• **Stated problem**: Every line of the material that follows must be printed again exactly.

---------- Data in this exercise ----------

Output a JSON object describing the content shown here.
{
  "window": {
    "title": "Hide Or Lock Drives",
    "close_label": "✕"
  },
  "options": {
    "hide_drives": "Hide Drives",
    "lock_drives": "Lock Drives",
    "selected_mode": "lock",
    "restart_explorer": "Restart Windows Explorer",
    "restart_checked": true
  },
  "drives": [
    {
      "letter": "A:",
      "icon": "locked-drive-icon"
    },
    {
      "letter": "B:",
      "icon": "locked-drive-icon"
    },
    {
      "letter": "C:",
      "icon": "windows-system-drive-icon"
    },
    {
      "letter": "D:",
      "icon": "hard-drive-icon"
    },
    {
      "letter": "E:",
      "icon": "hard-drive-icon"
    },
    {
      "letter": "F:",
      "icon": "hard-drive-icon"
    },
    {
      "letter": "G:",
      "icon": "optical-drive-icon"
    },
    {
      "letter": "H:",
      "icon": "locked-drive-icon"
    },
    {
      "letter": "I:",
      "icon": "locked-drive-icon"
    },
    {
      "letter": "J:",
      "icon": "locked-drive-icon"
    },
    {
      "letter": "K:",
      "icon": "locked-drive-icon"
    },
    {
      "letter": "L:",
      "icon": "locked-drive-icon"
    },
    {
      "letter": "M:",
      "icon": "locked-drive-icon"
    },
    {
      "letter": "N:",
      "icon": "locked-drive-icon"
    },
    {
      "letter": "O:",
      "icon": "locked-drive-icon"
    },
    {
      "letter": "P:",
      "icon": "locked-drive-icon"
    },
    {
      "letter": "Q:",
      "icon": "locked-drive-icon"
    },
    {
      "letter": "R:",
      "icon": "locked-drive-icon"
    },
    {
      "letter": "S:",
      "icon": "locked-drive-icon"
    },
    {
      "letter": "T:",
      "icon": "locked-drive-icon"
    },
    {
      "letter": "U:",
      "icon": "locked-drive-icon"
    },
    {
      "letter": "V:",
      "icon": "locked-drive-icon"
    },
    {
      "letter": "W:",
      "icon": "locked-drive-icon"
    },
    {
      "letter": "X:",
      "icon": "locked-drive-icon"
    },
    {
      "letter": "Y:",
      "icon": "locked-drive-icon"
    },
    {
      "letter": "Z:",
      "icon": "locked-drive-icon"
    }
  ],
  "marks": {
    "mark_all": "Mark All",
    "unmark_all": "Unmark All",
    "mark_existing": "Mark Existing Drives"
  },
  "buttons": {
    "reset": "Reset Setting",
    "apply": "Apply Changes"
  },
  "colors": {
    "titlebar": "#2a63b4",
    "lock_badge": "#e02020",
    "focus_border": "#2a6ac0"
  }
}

----------

• **Answer in full**:
Output a JSON object describing the content shown here.
{
  "window": {
    "title": "Hide Or Lock Drives",
    "close_label": "✕"
  },
  "options": {
    "hide_drives": "Hide Drives",
    "lock_drives": "Lock Drives",
    "selected_mode": "lock",
    "restart_explorer": "Restart Windows Explorer",
    "restart_checked": true
  },
  "drives": [
    {
      "letter": "A:",
      "icon": "locked-drive-icon"
    },
    {
      "letter": "B:",
      "icon": "locked-drive-icon"
    },
    {
      "letter": "C:",
      "icon": "windows-system-drive-icon"
    },
    {
      "letter": "D:",
      "icon": "hard-drive-icon"
    },
    {
      "letter": "E:",
      "icon": "hard-drive-icon"
    },
    {
      "letter": "F:",
      "icon": "hard-drive-icon"
    },
    {
      "letter": "G:",
      "icon": "optical-drive-icon"
    },
    {
      "letter": "H:",
      "icon": "locked-drive-icon"
    },
    {
      "letter": "I:",
      "icon": "locked-drive-icon"
    },
    {
      "letter": "J:",
      "icon": "locked-drive-icon"
    },
    {
      "letter": "K:",
      "icon": "locked-drive-icon"
    },
    {
      "letter": "L:",
      "icon": "locked-drive-icon"
    },
    {
      "letter": "M:",
      "icon": "locked-drive-icon"
    },
    {
      "letter": "N:",
      "icon": "locked-drive-icon"
    },
    {
      "letter": "O:",
      "icon": "locked-drive-icon"
    },
    {
      "letter": "P:",
      "icon": "locked-drive-icon"
    },
    {
      "letter": "Q:",
      "icon": "locked-drive-icon"
    },
    {
      "letter": "R:",
      "icon": "locked-drive-icon"
    },
    {
      "letter": "S:",
      "icon": "locked-drive-icon"
    },
    {
      "letter": "T:",
      "icon": "locked-drive-icon"
    },
    {
      "letter": "U:",
      "icon": "locked-drive-icon"
    },
    {
      "letter": "V:",
      "icon": "locked-drive-icon"
    },
    {
      "letter": "W:",
      "icon": "locked-drive-icon"
    },
    {
      "letter": "X:",
      "icon": "locked-drive-icon"
    },
    {
      "letter": "Y:",
      "icon": "locked-drive-icon"
    },
    {
      "letter": "Z:",
      "icon": "locked-drive-icon"
    }
  ],
  "marks": {
    "mark_all": "Mark All",
    "unmark_all": "Unmark All",
    "mark_existing": "Mark Existing Drives"
  },
  "buttons": {
    "reset": "Reset Setting",
    "apply": "Apply Changes"
  },
  "colors": {
    "titlebar": "#2a63b4",
    "lock_badge": "#e02020",
    "focus_border": "#2a6ac0"
  }
}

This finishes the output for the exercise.